▶ CONSIGNE: Reproduisez à l'identique le passage de l'entretien sur les entreprises de taille intermédiaire qui commence aux mots « Comment pourrait-on augmenter » et s'arrête après les mots « de fragmenter l'actionnariat. ».

▶ TEXTE SOURCE:
"Si la France avait autant d'ETI que l'Allemagne..."

Frédéric Coirier, co-président du Mouvement des entreprises de taille intermédiaire (Meti), se félicite de la disparition de l'ISF sur les actions et explique en quoi la French Fab peut aider à développer les entreprises de taille intermédiaire.
Frédéric Coirier, co-président du Mouvement des entreprises de taille intermédiaire (Meti) et président du directoire des cheminées Poujoulat.

LA TRIBUNE - Que représentent les entreprises de taille intermédiaire pour l'économie française (ETI) ?

FRÉDÉRIC COIRIER - On compte près de 5.000 ETI en France contre 13.000 en Allemagne et autour de 10.000 au Royaume-Uni ainsi qu'en Italie. En fait, 40% des ETI exercent dans l'industrie. Elles sont donc d'une importance stratégique dans le cadre d'une refonte de notre politique industrielle. Elles ne sont pas très nombreuses mais elles pèsent 39% de notre PIB, près d'un tiers de nos exportations. De 2009 à 2016, elles ont créé 130.000 emplois. Leur impact économique est donc très important. Par ailleurs, deux tiers d'entre elles irriguent nos régions et contribuent à la stabilisation de l'économie des territoires. Au Danemark, en Suisse ou en Allemagne, il n'y a pas une ville, petite ou moyenne, sans ETI. Si la France avait autant d'ETI qu'en Allemagne, il y a longtemps qu'on n'aurait plus le même niveau de chômage. On ne peut pas réindustrialiser la France sans elles. Il faut amener notre économie à renforcer leur nombre et à faire en sorte qu'elles grandissent à l'international.

Comment pourrait-on augmenter le nombre d'ETI ?

D'abord en améliorant la fiscalité du capital. Il ne s'agit pas de transformer la France en paradis fiscal. Chaque ETI est le fruit du travail d'une, de deux ou parfois de trois générations. Ce qui réclame un actionnariat très stable sur un temps long. Il faut alors garder et, parfois, transmettre les actions au sein des familles ou des cadres qui veulent s'impliquer dans un projet de croissance. En tout cas, la fiscalité ne devrait pas inciter à vendre les actions au risque de fragmenter l'actionnariat.

Pensez-vous à l'impôt sur la fortune (ISF), à la taxation sur les droits de succession ?

▶ DONNÉES FOURNIES:
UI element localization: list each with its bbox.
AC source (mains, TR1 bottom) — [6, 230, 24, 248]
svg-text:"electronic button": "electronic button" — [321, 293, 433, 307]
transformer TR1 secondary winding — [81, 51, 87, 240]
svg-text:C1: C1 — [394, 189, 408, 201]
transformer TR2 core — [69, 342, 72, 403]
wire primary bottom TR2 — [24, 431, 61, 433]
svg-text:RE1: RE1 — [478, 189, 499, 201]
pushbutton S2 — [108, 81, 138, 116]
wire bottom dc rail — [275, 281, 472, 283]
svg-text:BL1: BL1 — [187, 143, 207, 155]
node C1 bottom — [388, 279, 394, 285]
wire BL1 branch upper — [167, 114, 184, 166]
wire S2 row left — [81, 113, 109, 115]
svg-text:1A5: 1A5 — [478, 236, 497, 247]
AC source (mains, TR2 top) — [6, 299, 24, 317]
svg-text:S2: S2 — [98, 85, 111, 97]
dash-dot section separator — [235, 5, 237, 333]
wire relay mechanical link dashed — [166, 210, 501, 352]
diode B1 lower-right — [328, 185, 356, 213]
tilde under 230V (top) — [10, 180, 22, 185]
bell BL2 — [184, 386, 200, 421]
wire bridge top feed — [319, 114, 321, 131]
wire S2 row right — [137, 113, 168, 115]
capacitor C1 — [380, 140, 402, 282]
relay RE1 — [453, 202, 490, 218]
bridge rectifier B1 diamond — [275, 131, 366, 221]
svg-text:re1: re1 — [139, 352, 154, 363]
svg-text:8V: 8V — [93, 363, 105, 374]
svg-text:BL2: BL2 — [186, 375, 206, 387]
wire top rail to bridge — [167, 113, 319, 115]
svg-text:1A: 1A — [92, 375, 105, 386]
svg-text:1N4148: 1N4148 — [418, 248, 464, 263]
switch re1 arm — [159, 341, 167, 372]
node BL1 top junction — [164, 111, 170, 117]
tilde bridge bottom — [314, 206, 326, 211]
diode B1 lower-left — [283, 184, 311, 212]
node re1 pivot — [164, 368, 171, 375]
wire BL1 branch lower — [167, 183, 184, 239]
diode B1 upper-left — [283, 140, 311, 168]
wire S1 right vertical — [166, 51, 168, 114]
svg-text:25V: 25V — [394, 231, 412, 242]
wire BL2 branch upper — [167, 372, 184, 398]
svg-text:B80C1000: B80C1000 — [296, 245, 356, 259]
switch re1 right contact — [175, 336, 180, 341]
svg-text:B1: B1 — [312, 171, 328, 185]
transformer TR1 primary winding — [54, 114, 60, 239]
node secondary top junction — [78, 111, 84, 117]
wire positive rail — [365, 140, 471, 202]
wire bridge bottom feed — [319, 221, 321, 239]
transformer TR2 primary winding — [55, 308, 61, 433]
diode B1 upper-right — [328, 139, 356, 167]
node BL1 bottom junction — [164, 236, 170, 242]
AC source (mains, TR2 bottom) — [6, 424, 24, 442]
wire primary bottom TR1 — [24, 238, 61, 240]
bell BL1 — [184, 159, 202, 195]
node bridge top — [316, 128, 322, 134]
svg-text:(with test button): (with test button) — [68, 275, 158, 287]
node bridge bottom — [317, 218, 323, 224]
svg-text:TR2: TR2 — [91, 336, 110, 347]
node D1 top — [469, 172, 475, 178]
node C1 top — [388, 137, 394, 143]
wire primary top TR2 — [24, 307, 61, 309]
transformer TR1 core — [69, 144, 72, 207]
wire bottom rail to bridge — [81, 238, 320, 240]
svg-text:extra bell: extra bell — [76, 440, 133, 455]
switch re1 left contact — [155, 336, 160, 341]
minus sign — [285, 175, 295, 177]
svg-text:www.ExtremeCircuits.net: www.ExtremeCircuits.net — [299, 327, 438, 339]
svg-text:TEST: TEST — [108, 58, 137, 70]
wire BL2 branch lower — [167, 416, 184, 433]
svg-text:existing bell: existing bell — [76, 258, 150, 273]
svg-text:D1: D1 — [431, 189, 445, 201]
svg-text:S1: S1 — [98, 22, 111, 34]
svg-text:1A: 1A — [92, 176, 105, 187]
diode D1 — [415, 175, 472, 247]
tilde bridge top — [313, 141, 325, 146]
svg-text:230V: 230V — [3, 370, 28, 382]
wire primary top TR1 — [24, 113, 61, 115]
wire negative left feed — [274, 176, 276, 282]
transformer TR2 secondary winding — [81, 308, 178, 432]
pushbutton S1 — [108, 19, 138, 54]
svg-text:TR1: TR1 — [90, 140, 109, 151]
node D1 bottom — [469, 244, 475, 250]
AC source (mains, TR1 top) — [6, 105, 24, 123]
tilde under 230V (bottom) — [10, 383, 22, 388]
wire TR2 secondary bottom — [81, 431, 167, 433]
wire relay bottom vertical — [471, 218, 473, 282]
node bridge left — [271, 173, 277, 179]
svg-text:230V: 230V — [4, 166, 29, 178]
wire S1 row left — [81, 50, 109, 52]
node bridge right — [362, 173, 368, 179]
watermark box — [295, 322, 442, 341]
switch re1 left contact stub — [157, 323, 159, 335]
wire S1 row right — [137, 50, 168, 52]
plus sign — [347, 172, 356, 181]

▶ RÉPONSE:
Comment pourrait-on augmenter le nombre d'ETI ?

D'abord en améliorant la fiscalité du capital. Il ne s'agit pas de transformer la France en paradis fiscal. Chaque ETI est le fruit du travail d'une, de deux ou parfois de trois générations. Ce qui réclame un actionnariat très stable sur un temps long. Il faut alors garder et, parfois, transmettre les actions au sein des familles ou des cadres qui veulent s'impliquer dans un projet de croissance. En tout cas, la fiscalité ne devrait pas inciter à vendre les actions au risque de fragmenter l'actionnariat.